## Aim of the task
The complete listing should be restated exactly.

## Rows
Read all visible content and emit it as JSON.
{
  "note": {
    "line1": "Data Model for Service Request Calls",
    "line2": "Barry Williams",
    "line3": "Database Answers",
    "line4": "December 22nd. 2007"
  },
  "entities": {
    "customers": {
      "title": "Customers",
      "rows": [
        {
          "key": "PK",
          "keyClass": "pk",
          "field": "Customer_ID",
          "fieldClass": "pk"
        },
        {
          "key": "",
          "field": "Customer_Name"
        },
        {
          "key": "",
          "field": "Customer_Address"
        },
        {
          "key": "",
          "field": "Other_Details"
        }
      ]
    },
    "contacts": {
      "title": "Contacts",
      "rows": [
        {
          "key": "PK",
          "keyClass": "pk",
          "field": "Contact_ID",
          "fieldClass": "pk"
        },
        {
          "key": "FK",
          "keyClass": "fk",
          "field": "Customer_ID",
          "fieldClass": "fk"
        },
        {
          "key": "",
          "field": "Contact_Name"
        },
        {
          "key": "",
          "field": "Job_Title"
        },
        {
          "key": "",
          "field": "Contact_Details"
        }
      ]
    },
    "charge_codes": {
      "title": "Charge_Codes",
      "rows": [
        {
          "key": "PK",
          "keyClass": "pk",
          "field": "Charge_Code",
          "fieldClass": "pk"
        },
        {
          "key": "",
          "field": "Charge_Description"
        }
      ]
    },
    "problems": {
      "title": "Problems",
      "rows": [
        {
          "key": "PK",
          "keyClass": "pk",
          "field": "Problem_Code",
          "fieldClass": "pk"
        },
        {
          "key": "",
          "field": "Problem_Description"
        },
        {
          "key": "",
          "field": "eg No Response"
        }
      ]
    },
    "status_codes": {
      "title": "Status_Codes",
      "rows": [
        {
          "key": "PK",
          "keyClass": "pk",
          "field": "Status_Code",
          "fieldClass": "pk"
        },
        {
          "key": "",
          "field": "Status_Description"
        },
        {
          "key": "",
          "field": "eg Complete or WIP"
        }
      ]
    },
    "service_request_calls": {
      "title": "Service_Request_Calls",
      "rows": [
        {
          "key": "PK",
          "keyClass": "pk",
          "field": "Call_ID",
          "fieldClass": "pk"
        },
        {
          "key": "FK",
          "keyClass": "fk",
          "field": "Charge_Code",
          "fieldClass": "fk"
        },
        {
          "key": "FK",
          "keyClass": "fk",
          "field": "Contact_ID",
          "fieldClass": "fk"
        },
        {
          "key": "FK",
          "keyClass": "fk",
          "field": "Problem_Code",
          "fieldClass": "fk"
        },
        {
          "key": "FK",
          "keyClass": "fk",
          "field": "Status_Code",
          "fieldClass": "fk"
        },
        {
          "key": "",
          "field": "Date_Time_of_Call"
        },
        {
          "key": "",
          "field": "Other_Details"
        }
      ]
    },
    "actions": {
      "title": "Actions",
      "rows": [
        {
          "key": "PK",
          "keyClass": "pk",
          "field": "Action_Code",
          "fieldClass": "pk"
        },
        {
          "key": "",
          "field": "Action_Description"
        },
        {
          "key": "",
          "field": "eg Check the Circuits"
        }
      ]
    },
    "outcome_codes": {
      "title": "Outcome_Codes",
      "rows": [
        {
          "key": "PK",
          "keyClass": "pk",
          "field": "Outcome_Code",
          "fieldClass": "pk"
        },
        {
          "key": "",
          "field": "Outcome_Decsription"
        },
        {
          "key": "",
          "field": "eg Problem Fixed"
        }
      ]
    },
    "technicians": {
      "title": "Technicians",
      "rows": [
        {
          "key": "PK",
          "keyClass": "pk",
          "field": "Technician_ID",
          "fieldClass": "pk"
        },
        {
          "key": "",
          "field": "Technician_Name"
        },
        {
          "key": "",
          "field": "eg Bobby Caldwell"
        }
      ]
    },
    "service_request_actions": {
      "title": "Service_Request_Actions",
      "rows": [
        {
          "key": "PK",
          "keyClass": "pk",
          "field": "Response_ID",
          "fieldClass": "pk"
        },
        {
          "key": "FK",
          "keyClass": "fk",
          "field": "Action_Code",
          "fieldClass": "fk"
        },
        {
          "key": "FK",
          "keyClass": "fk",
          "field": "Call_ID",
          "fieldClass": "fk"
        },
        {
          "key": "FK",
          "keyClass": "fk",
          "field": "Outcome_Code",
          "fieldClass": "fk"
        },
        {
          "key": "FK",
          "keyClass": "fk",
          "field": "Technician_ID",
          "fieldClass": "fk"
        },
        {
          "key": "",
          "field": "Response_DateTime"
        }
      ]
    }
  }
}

## Task answer
Read all visible content and emit it as JSON.
{
  "note": {
    "line1": "Data Model for Service Request Calls",
    "line2": "Barry Williams",
    "line3": "Database Answers",
    "line4": "December 22nd. 2007"
  },
  "entities": {
    "customers": {
      "title": "Customers",
      "rows": [
        {
          "key": "PK",
          "keyClass": "pk",
          "field": "Customer_ID",
          "fieldClass": "pk"
        },
        {
          "key": "",
          "field": "Customer_Name"
        },
        {
          "key": "",
          "field": "Customer_Address"
        },
        {
          "key": "",
          "field": "Other_Details"
        }
      ]
    },
    "contacts": {
      "title": "Contacts",
      "rows": [
        {
          "key": "PK",
          "keyClass": "pk",
          "field": "Contact_ID",
          "fieldClass": "pk"
        },
        {
          "key": "FK",
          "keyClass": "fk",
          "field": "Customer_ID",
          "fieldClass": "fk"
        },
        {
          "key": "",
          "field": "Contact_Name"
        },
        {
          "key": "",
          "field": "Job_Title"
        },
        {
          "key": "",
          "field": "Contact_Details"
        }
      ]
    },
    "charge_codes": {
      "title": "Charge_Codes",
      "rows": [
        {
          "key": "PK",
          "keyClass": "pk",
          "field": "Charge_Code",
          "fieldClass": "pk"
        },
        {
          "key": "",
          "field": "Charge_Description"
        }
      ]
    },
    "problems": {
      "title": "Problems",
      "rows": [
        {
          "key": "PK",
          "keyClass": "pk",
          "field": "Problem_Code",
          "fieldClass": "pk"
        },
        {
          "key": "",
          "field": "Problem_Description"
        },
        {
          "key": "",
          "field": "eg No Response"
        }
      ]
    },
    "status_codes": {
      "title": "Status_Codes",
      "rows": [
        {
          "key": "PK",
          "keyClass": "pk",
          "field": "Status_Code",
          "fieldClass": "pk"
        },
        {
          "key": "",
          "field": "Status_Description"
        },
        {
          "key": "",
          "field": "eg Complete or WIP"
        }
      ]
    },
    "service_request_calls": {
      "title": "Service_Request_Calls",
      "rows": [
        {
          "key": "PK",
          "keyClass": "pk",
          "field": "Call_ID",
          "fieldClass": "pk"
        },
        {
          "key": "FK",
          "keyClass": "fk",
          "field": "Charge_Code",
          "fieldClass": "fk"
        },
        {
          "key": "FK",
          "keyClass": "fk",
          "field": "Contact_ID",
          "fieldClass": "fk"
        },
        {
          "key": "FK",
          "keyClass": "fk",
          "field": "Problem_Code",
          "fieldClass": "fk"
        },
        {
          "key": "FK",
          "keyClass": "fk",
          "field": "Status_Code",
          "fieldClass": "fk"
        },
        {
          "key": "",
          "field": "Date_Time_of_Call"
        },
        {
          "key": "",
          "field": "Other_Details"
        }
      ]
    },
    "actions": {
      "title": "Actions",
      "rows": [
        {
          "key": "PK",
          "keyClass": "pk",
          "field": "Action_Code",
          "fieldClass": "pk"
        },
        {
          "key": "",
          "field": "Action_Description"
        },
        {
          "key": "",
          "field": "eg Check the Circuits"
        }
      ]
    },
    "outcome_codes": {
      "title": "Outcome_Codes",
      "rows": [
        {
          "key": "PK",
          "keyClass": "pk",
          "field": "Outcome_Code",
          "fieldClass": "pk"
        },
        {
          "key": "",
          "field": "Outcome_Decsription"
        },
        {
          "key": "",
          "field": "eg Problem Fixed"
        }
      ]
    },
    "technicians": {
      "title": "Technicians",
      "rows": [
        {
          "key": "PK",
          "keyClass": "pk",
          "field": "Technician_ID",
          "fieldClass": "pk"
        },
        {
          "key": "",
          "field": "Technician_Name"
        },
        {
          "key": "",
          "field": "eg Bobby Caldwell"
        }
      ]
    },
    "service_request_actions": {
      "title": "Service_Request_Actions",
      "rows": [
        {
          "key": "PK",
          "keyClass": "pk",
          "field": "Response_ID",
          "fieldClass": "pk"
        },
        {
          "key": "FK",
          "keyClass": "fk",
          "field": "Action_Code",
          "fieldClass": "fk"
        },
        {
          "key": "FK",
          "keyClass": "fk",
          "field": "Call_ID",
          "fieldClass": "fk"
        },
        {
          "key": "FK",
          "keyClass": "fk",
          "field": "Outcome_Code",
          "fieldClass": "fk"
        },
        {
          "key": "FK",
          "keyClass": "fk",
          "field": "Technician_ID",
          "fieldClass": "fk"
        },
        {
          "key": "",
          "field": "Response_DateTime"
        }
      ]
    }
  }
}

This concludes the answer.